Transcribe the records that follow, preserving every word.

• [Raw records]

============

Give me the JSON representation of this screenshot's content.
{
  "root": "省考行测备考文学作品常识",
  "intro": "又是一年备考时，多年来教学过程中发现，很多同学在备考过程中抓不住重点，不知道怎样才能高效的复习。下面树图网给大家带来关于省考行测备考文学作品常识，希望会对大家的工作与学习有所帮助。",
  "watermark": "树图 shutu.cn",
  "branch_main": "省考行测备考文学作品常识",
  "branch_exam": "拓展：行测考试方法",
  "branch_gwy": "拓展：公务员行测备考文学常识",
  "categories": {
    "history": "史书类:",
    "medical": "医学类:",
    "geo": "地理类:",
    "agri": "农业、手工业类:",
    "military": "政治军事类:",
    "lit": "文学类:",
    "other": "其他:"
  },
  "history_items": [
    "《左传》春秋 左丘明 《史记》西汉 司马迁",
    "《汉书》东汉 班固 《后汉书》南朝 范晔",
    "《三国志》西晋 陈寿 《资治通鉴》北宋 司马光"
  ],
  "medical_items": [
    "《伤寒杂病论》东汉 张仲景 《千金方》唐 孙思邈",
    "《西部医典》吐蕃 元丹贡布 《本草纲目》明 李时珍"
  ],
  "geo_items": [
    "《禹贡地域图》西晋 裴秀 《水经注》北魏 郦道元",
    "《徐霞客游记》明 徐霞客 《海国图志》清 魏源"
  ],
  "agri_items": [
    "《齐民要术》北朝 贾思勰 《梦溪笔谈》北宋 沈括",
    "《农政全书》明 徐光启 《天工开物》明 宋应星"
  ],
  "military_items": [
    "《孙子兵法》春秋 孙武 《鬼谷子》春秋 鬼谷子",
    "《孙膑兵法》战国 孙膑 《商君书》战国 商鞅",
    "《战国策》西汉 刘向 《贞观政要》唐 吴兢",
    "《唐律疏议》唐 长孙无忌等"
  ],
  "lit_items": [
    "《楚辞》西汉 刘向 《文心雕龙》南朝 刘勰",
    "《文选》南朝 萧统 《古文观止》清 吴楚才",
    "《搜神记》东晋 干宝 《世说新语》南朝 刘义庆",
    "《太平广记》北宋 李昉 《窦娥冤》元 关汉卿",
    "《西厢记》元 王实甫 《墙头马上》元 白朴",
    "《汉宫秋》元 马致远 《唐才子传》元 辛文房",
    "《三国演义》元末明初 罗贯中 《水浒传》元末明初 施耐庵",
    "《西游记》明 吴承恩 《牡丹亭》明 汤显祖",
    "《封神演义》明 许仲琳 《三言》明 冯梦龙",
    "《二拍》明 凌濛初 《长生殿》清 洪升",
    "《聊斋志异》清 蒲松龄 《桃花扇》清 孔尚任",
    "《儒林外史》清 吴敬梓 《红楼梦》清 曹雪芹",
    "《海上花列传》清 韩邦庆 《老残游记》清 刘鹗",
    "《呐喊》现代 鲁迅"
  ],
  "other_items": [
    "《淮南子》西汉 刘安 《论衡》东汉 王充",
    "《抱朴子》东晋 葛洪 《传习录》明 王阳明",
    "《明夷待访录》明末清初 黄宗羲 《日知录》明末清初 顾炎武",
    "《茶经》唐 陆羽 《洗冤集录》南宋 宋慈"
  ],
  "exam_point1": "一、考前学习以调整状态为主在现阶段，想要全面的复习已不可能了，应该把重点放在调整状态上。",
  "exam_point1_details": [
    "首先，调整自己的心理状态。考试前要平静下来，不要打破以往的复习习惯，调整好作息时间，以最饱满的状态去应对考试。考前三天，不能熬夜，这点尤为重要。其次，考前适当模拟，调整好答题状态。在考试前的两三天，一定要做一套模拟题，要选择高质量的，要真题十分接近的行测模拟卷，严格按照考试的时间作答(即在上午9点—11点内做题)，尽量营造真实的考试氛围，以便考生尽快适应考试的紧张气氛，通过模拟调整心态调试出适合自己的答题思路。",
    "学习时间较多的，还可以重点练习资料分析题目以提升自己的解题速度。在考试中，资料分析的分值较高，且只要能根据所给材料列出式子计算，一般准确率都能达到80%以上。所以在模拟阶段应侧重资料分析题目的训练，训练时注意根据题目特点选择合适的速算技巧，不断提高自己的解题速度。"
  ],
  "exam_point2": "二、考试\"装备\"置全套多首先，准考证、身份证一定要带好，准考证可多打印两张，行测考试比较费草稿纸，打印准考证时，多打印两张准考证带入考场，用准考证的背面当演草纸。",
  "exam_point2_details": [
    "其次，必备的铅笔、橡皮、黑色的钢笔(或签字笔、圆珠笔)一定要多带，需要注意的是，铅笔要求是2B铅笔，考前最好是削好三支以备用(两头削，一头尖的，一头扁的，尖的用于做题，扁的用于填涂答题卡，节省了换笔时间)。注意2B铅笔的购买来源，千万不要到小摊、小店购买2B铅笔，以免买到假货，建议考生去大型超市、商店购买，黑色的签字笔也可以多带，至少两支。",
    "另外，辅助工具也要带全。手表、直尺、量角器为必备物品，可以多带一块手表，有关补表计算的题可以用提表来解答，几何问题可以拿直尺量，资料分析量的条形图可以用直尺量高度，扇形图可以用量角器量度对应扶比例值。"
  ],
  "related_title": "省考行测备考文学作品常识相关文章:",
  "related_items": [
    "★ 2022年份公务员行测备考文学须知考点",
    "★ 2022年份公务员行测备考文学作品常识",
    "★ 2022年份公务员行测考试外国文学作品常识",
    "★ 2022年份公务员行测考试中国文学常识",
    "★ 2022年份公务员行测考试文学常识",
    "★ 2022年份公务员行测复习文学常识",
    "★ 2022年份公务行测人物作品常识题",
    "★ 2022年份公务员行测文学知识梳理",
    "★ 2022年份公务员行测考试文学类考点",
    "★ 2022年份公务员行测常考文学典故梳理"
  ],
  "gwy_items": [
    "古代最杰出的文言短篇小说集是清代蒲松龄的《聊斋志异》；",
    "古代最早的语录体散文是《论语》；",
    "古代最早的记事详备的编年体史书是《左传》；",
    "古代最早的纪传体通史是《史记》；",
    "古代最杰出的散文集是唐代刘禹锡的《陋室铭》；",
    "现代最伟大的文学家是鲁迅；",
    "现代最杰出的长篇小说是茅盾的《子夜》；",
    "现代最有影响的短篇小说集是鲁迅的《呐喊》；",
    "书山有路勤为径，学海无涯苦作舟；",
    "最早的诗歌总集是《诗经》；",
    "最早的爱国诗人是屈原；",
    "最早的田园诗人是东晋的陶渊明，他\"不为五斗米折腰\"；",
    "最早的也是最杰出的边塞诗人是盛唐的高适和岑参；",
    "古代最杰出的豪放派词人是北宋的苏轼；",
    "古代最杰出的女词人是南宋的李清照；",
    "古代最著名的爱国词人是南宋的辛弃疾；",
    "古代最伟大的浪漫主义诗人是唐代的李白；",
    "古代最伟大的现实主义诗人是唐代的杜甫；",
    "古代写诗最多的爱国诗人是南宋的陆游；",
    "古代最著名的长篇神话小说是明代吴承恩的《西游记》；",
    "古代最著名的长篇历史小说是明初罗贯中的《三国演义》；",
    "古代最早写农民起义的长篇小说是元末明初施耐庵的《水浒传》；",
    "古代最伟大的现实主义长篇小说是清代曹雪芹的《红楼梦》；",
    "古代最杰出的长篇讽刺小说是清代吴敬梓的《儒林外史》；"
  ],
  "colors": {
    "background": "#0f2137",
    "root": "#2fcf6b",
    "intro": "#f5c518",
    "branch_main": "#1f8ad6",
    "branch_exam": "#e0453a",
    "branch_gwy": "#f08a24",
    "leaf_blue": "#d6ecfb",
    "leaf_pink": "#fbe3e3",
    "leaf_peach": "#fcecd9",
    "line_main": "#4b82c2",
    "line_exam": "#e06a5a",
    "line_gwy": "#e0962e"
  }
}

============

• [Solution to this exercise]
Give me the JSON representation of this screenshot's content.
{
  "root": "省考行测备考文学作品常识",
  "intro": "又是一年备考时，多年来教学过程中发现，很多同学在备考过程中抓不住重点，不知道怎样才能高效的复习。下面树图网给大家带来关于省考行测备考文学作品常识，希望会对大家的工作与学习有所帮助。",
  "watermark": "树图 shutu.cn",
  "branch_main": "省考行测备考文学作品常识",
  "branch_exam": "拓展：行测考试方法",
  "branch_gwy": "拓展：公务员行测备考文学常识",
  "categories": {
    "history": "史书类:",
    "medical": "医学类:",
    "geo": "地理类:",
    "agri": "农业、手工业类:",
    "military": "政治军事类:",
    "lit": "文学类:",
    "other": "其他:"
  },
  "history_items": [
    "《左传》春秋 左丘明 《史记》西汉 司马迁",
    "《汉书》东汉 班固 《后汉书》南朝 范晔",
    "《三国志》西晋 陈寿 《资治通鉴》北宋 司马光"
  ],
  "medical_items": [
    "《伤寒杂病论》东汉 张仲景 《千金方》唐 孙思邈",
    "《西部医典》吐蕃 元丹贡布 《本草纲目》明 李时珍"
  ],
  "geo_items": [
    "《禹贡地域图》西晋 裴秀 《水经注》北魏 郦道元",
    "《徐霞客游记》明 徐霞客 《海国图志》清 魏源"
  ],
  "agri_items": [
    "《齐民要术》北朝 贾思勰 《梦溪笔谈》北宋 沈括",
    "《农政全书》明 徐光启 《天工开物》明 宋应星"
  ],
  "military_items": [
    "《孙子兵法》春秋 孙武 《鬼谷子》春秋 鬼谷子",
    "《孙膑兵法》战国 孙膑 《商君书》战国 商鞅",
    "《战国策》西汉 刘向 《贞观政要》唐 吴兢",
    "《唐律疏议》唐 长孙无忌等"
  ],
  "lit_items": [
    "《楚辞》西汉 刘向 《文心雕龙》南朝 刘勰",
    "《文选》南朝 萧统 《古文观止》清 吴楚才",
    "《搜神记》东晋 干宝 《世说新语》南朝 刘义庆",
    "《太平广记》北宋 李昉 《窦娥冤》元 关汉卿",
    "《西厢记》元 王实甫 《墙头马上》元 白朴",
    "《汉宫秋》元 马致远 《唐才子传》元 辛文房",
    "《三国演义》元末明初 罗贯中 《水浒传》元末明初 施耐庵",
    "《西游记》明 吴承恩 《牡丹亭》明 汤显祖",
    "《封神演义》明 许仲琳 《三言》明 冯梦龙",
    "《二拍》明 凌濛初 《长生殿》清 洪升",
    "《聊斋志异》清 蒲松龄 《桃花扇》清 孔尚任",
    "《儒林外史》清 吴敬梓 《红楼梦》清 曹雪芹",
    "《海上花列传》清 韩邦庆 《老残游记》清 刘鹗",
    "《呐喊》现代 鲁迅"
  ],
  "other_items": [
    "《淮南子》西汉 刘安 《论衡》东汉 王充",
    "《抱朴子》东晋 葛洪 《传习录》明 王阳明",
    "《明夷待访录》明末清初 黄宗羲 《日知录》明末清初 顾炎武",
    "《茶经》唐 陆羽 《洗冤集录》南宋 宋慈"
  ],
  "exam_point1": "一、考前学习以调整状态为主在现阶段，想要全面的复习已不可能了，应该把重点放在调整状态上。",
  "exam_point1_details": [
    "首先，调整自己的心理状态。考试前要平静下来，不要打破以往的复习习惯，调整好作息时间，以最饱满的状态去应对考试。考前三天，不能熬夜，这点尤为重要。其次，考前适当模拟，调整好答题状态。在考试前的两三天，一定要做一套模拟题，要选择高质量的，要真题十分接近的行测模拟卷，严格按照考试的时间作答(即在上午9点—11点内做题)，尽量营造真实的考试氛围，以便考生尽快适应考试的紧张气氛，通过模拟调整心态调试出适合自己的答题思路。",
    "学习时间较多的，还可以重点练习资料分析题目以提升自己的解题速度。在考试中，资料分析的分值较高，且只要能根据所给材料列出式子计算，一般准确率都能达到80%以上。所以在模拟阶段应侧重资料分析题目的训练，训练时注意根据题目特点选择合适的速算技巧，不断提高自己的解题速度。"
  ],
  "exam_point2": "二、考试\"装备\"置全套多首先，准考证、身份证一定要带好，准考证可多打印两张，行测考试比较费草稿纸，打印准考证时，多打印两张准考证带入考场，用准考证的背面当演草纸。",
  "exam_point2_details": [
    "其次，必备的铅笔、橡皮、黑色的钢笔(或签字笔、圆珠笔)一定要多带，需要注意的是，铅笔要求是2B铅笔，考前最好是削好三支以备用(两头削，一头尖的，一头扁的，尖的用于做题，扁的用于填涂答题卡，节省了换笔时间)。注意2B铅笔的购买来源，千万不要到小摊、小店购买2B铅笔，以免买到假货，建议考生去大型超市、商店购买，黑色的签字笔也可以多带，至少两支。",
    "另外，辅助工具也要带全。手表、直尺、量角器为必备物品，可以多带一块手表，有关补表计算的题可以用提表来解答，几何问题可以拿直尺量，资料分析量的条形图可以用直尺量高度，扇形图可以用量角器量度对应扶比例值。"
  ],
  "related_title": "省考行测备考文学作品常识相关文章:",
  "related_items": [
    "★ 2022年份公务员行测备考文学须知考点",
    "★ 2022年份公务员行测备考文学作品常识",
    "★ 2022年份公务员行测考试外国文学作品常识",
    "★ 2022年份公务员行测考试中国文学常识",
    "★ 2022年份公务员行测考试文学常识",
    "★ 2022年份公务员行测复习文学常识",
    "★ 2022年份公务行测人物作品常识题",
    "★ 2022年份公务员行测文学知识梳理",
    "★ 2022年份公务员行测考试文学类考点",
    "★ 2022年份公务员行测常考文学典故梳理"
  ],
  "gwy_items": [
    "古代最杰出的文言短篇小说集是清代蒲松龄的《聊斋志异》；",
    "古代最早的语录体散文是《论语》；",
    "古代最早的记事详备的编年体史书是《左传》；",
    "古代最早的纪传体通史是《史记》；",
    "古代最杰出的散文集是唐代刘禹锡的《陋室铭》；",
    "现代最伟大的文学家是鲁迅；",
    "现代最杰出的长篇小说是茅盾的《子夜》；",
    "现代最有影响的短篇小说集是鲁迅的《呐喊》；",
    "书山有路勤为径，学海无涯苦作舟；",
    "最早的诗歌总集是《诗经》；",
    "最早的爱国诗人是屈原；",
    "最早的田园诗人是东晋的陶渊明，他\"不为五斗米折腰\"；",
    "最早的也是最杰出的边塞诗人是盛唐的高适和岑参；",
    "古代最杰出的豪放派词人是北宋的苏轼；",
    "古代最杰出的女词人是南宋的李清照；",
    "古代最著名的爱国词人是南宋的辛弃疾；",
    "古代最伟大的浪漫主义诗人是唐代的李白；",
    "古代最伟大的现实主义诗人是唐代的杜甫；",
    "古代写诗最多的爱国诗人是南宋的陆游；",
    "古代最著名的长篇神话小说是明代吴承恩的《西游记》；",
    "古代最著名的长篇历史小说是明初罗贯中的《三国演义》；",
    "古代最早写农民起义的长篇小说是元末明初施耐庵的《水浒传》；",
    "古代最伟大的现实主义长篇小说是清代曹雪芹的《红楼梦》；",
    "古代最杰出的长篇讽刺小说是清代吴敬梓的《儒林外史》；"
  ],
  "colors": {
    "background": "#0f2137",
    "root": "#2fcf6b",
    "intro": "#f5c518",
    "branch_main": "#1f8ad6",
    "branch_exam": "#e0453a",
    "branch_gwy": "#f08a24",
    "leaf_blue": "#d6ecfb",
    "leaf_pink": "#fbe3e3",
    "leaf_peach": "#fcecd9",
    "line_main": "#4b82c2",
    "line_exam": "#e06a5a",
    "line_gwy": "#e0962e"
  }
}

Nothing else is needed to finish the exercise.